> Short problem
Of all the lines in the material below, how many include the string "cdot"? Give the number only.

[Items listed in a dataset]
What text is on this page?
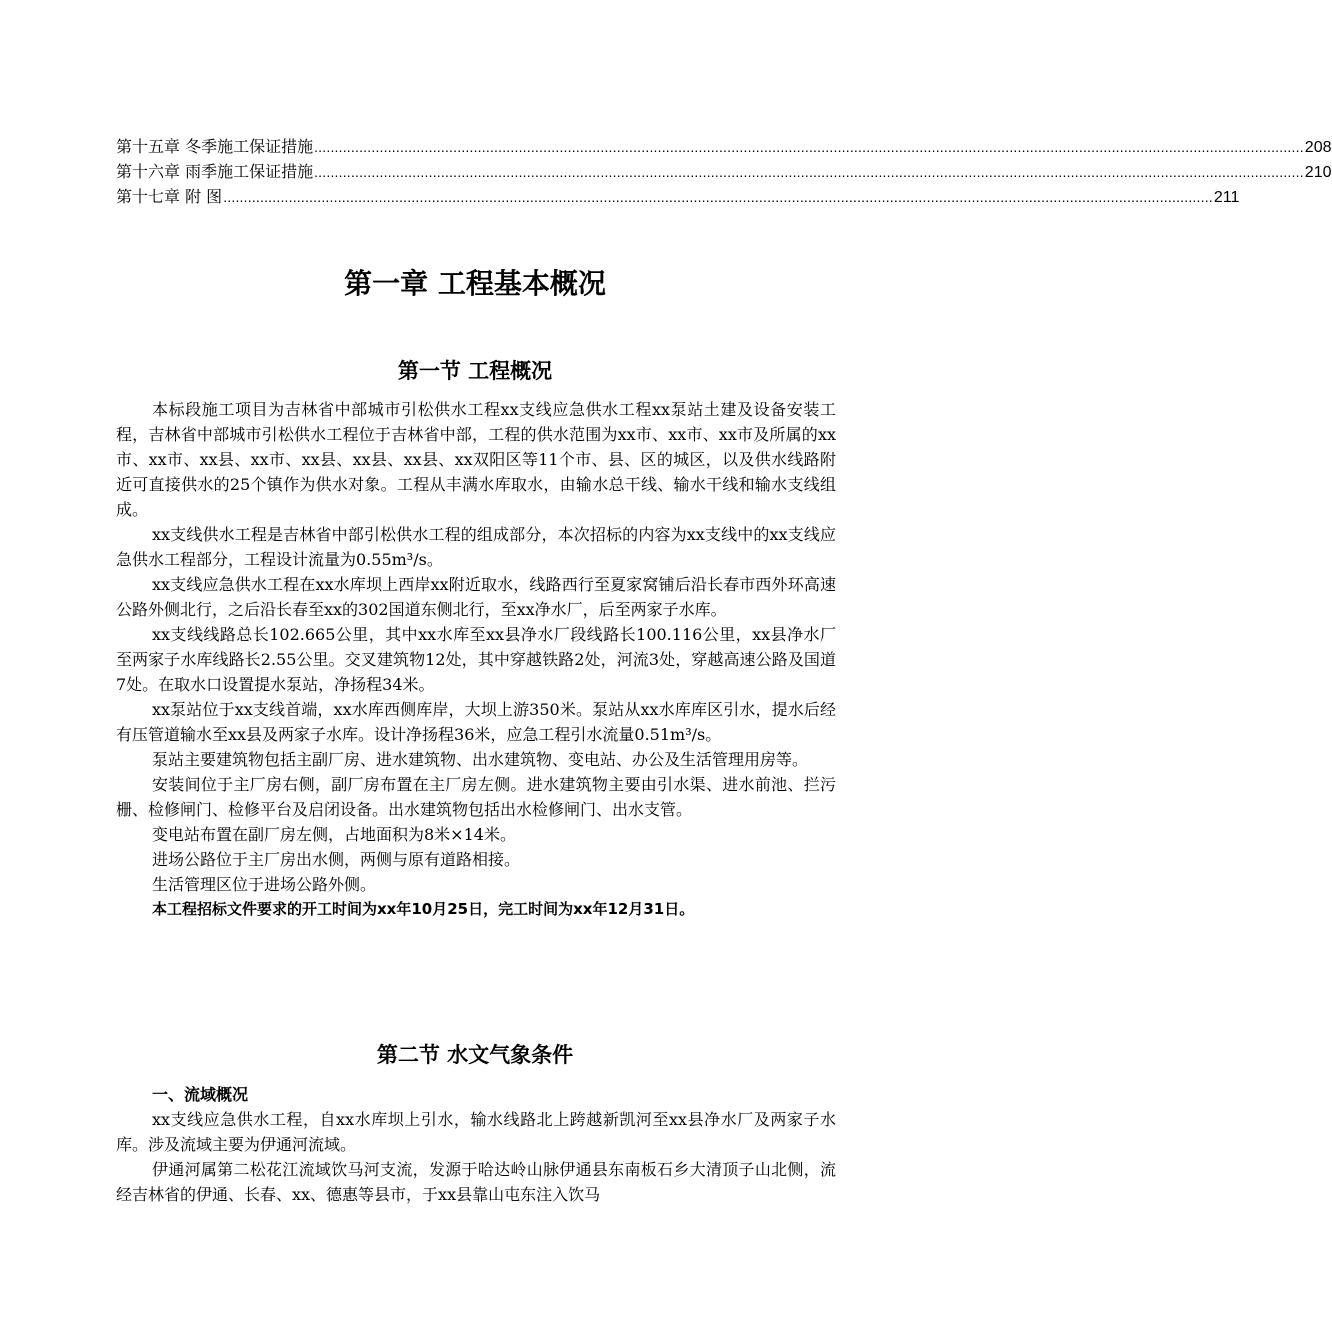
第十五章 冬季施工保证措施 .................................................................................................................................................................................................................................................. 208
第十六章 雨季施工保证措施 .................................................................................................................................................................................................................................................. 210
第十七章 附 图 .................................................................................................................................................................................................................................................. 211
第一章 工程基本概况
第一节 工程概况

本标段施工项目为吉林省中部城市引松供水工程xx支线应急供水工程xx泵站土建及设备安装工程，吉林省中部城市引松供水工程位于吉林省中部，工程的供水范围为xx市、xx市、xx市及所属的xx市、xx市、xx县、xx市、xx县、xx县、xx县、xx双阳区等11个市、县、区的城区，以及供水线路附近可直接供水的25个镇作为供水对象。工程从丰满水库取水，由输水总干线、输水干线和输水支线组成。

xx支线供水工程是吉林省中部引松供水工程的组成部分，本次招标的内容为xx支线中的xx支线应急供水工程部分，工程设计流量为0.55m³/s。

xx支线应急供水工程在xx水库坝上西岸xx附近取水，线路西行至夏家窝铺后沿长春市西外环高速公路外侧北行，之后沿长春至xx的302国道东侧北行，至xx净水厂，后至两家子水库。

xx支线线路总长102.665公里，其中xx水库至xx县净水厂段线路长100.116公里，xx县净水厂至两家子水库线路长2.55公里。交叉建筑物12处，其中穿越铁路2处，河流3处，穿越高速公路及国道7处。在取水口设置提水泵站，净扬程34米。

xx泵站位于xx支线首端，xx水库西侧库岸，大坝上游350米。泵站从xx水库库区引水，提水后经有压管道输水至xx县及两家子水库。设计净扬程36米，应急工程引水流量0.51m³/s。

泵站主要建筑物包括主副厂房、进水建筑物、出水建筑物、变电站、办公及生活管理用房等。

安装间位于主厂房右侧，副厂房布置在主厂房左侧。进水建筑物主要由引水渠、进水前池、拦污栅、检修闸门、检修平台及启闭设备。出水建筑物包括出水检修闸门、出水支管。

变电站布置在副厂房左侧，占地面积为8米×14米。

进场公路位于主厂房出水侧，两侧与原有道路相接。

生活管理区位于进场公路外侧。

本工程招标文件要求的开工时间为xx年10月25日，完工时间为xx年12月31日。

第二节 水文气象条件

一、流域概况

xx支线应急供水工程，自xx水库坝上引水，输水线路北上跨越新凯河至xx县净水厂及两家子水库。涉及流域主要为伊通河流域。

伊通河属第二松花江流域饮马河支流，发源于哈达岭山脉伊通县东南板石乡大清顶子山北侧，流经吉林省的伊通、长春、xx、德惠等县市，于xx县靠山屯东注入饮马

---

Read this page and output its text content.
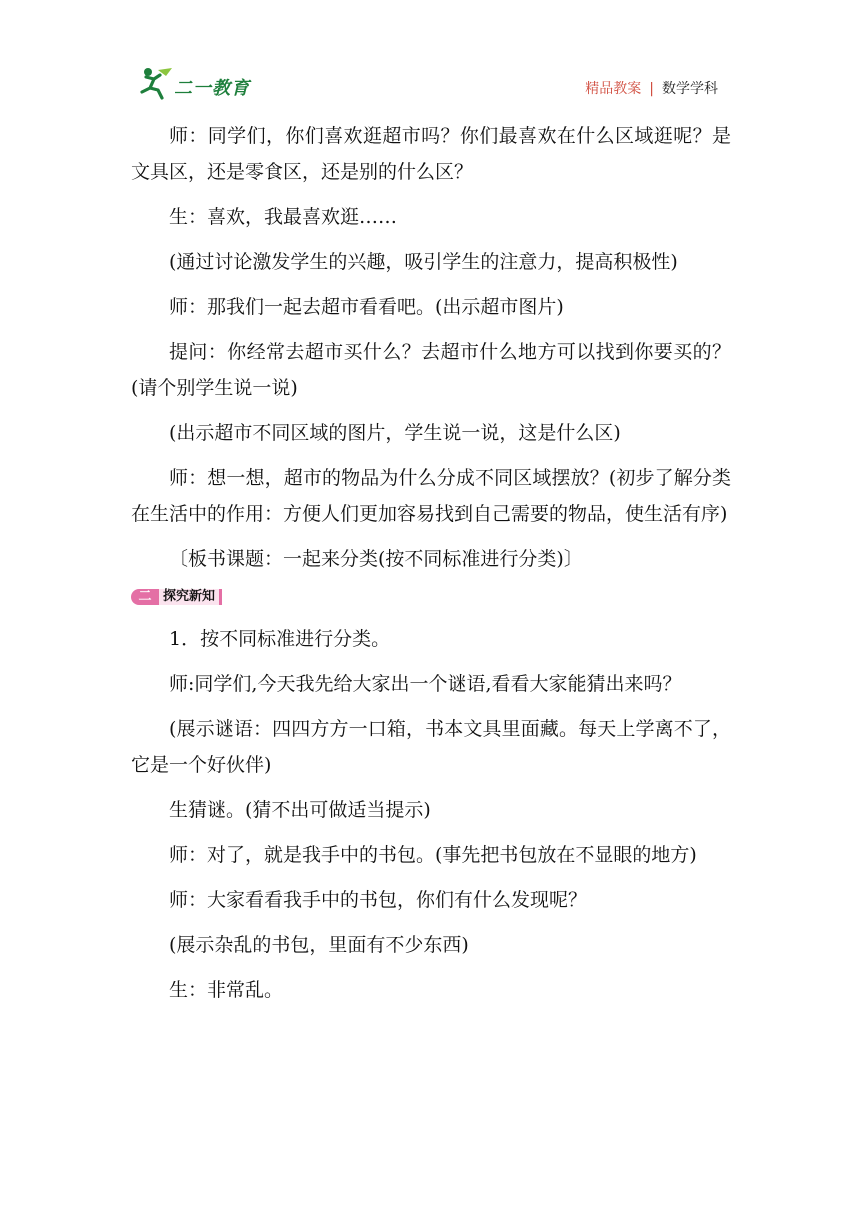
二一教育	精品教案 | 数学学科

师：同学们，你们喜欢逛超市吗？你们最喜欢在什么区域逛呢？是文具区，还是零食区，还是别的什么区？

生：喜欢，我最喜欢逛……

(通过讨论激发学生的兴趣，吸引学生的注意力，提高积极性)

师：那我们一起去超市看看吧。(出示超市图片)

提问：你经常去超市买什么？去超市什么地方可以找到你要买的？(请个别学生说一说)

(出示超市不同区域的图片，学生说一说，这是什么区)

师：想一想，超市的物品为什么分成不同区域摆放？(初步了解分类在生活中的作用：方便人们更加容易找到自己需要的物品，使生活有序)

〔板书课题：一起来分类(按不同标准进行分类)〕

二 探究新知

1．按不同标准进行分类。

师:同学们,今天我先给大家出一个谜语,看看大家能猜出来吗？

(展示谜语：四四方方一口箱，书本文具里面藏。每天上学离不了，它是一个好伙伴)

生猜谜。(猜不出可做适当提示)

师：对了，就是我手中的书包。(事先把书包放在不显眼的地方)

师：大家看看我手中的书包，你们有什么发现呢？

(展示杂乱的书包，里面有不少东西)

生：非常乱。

--

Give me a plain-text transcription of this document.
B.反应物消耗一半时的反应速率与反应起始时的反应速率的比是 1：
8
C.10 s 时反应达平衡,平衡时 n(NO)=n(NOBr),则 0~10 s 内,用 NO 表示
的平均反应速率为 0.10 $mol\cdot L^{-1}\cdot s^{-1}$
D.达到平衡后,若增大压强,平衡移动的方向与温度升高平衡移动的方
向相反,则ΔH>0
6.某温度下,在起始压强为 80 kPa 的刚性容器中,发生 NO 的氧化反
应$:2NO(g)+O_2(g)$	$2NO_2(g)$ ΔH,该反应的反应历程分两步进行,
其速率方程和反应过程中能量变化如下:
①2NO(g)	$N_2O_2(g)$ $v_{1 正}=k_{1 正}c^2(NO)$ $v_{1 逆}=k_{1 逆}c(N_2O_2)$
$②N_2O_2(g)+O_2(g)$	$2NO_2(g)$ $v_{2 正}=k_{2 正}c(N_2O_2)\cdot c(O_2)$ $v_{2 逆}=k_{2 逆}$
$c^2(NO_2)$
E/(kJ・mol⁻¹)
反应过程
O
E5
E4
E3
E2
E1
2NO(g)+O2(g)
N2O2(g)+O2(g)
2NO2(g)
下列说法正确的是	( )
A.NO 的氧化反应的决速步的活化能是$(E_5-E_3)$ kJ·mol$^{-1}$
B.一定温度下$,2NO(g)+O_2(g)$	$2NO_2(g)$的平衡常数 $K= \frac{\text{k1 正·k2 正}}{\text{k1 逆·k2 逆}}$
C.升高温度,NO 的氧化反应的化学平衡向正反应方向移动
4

> The output
2